● Exercise prompt: What follows is a set of entries. Give them again exactly, without the pictures.

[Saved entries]
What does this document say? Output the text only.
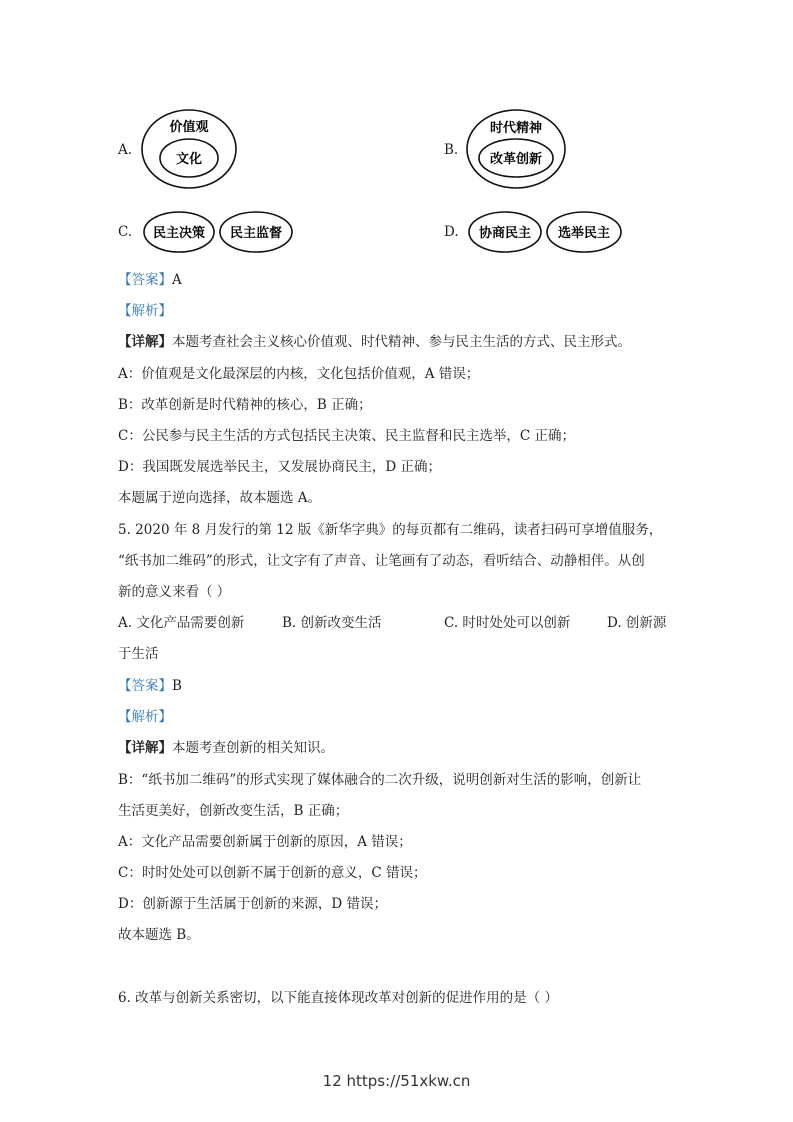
A.
价值观
文化
B.
时代精神
改革创新
C. 民主决策 民主监督	D. 协商民主 选举民主
【答案】A
【解析】
【详解】本题考查社会主义核心价值观、时代精神、参与民主生活的方式、民主形式。
A：价值观是文化最深层的内核，文化包括价值观，A 错误；
B：改革创新是时代精神的核心，B 正确；
C：公民参与民主生活的方式包括民主决策、民主监督和民主选举，C 正确；
D：我国既发展选举民主，又发展协商民主，D 正确；
本题属于逆向选择，故本题选 A。
5. 2020 年 8 月发行的第 12 版《新华字典》的每页都有二维码，读者扫码可享增值服务，
“纸书加二维码”的形式，让文字有了声音、让笔画有了动态，看听结合、动静相伴。从创
新的意义来看（ ）
A. 文化产品需要创新	B. 创新改变生活	C. 时时处处可以创新	D. 创新源
于生活
【答案】B
【解析】
【详解】本题考查创新的相关知识。
B：“纸书加二维码”的形式实现了媒体融合的二次升级，说明创新对生活的影响，创新让
生活更美好，创新改变生活，B 正确；
A：文化产品需要创新属于创新的原因，A 错误；
C：时时处处可以创新不属于创新的意义，C 错误；
D：创新源于生活属于创新的来源，D 错误；
故本题选 B。
6. 改革与创新关系密切，以下能直接体现改革对创新的促进作用的是（ ）
12 https://51xkw.cn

● Worked solution:
What does this document say? Output the text only.
A.
价值观
文化
B.
时代精神
改革创新
C. 民主决策 民主监督	D. 协商民主 选举民主
【答案】A
【解析】
【详解】本题考查社会主义核心价值观、时代精神、参与民主生活的方式、民主形式。
A：价值观是文化最深层的内核，文化包括价值观，A 错误；
B：改革创新是时代精神的核心，B 正确；
C：公民参与民主生活的方式包括民主决策、民主监督和民主选举，C 正确；
D：我国既发展选举民主，又发展协商民主，D 正确；
本题属于逆向选择，故本题选 A。
5. 2020 年 8 月发行的第 12 版《新华字典》的每页都有二维码，读者扫码可享增值服务，
“纸书加二维码”的形式，让文字有了声音、让笔画有了动态，看听结合、动静相伴。从创
新的意义来看（ ）
A. 文化产品需要创新	B. 创新改变生活	C. 时时处处可以创新	D. 创新源
于生活
【答案】B
【解析】
【详解】本题考查创新的相关知识。
B：“纸书加二维码”的形式实现了媒体融合的二次升级，说明创新对生活的影响，创新让
生活更美好，创新改变生活，B 正确；
A：文化产品需要创新属于创新的原因，A 错误；
C：时时处处可以创新不属于创新的意义，C 错误；
D：创新源于生活属于创新的来源，D 错误；
故本题选 B。
6. 改革与创新关系密切，以下能直接体现改革对创新的促进作用的是（ ）
12 https://51xkw.cn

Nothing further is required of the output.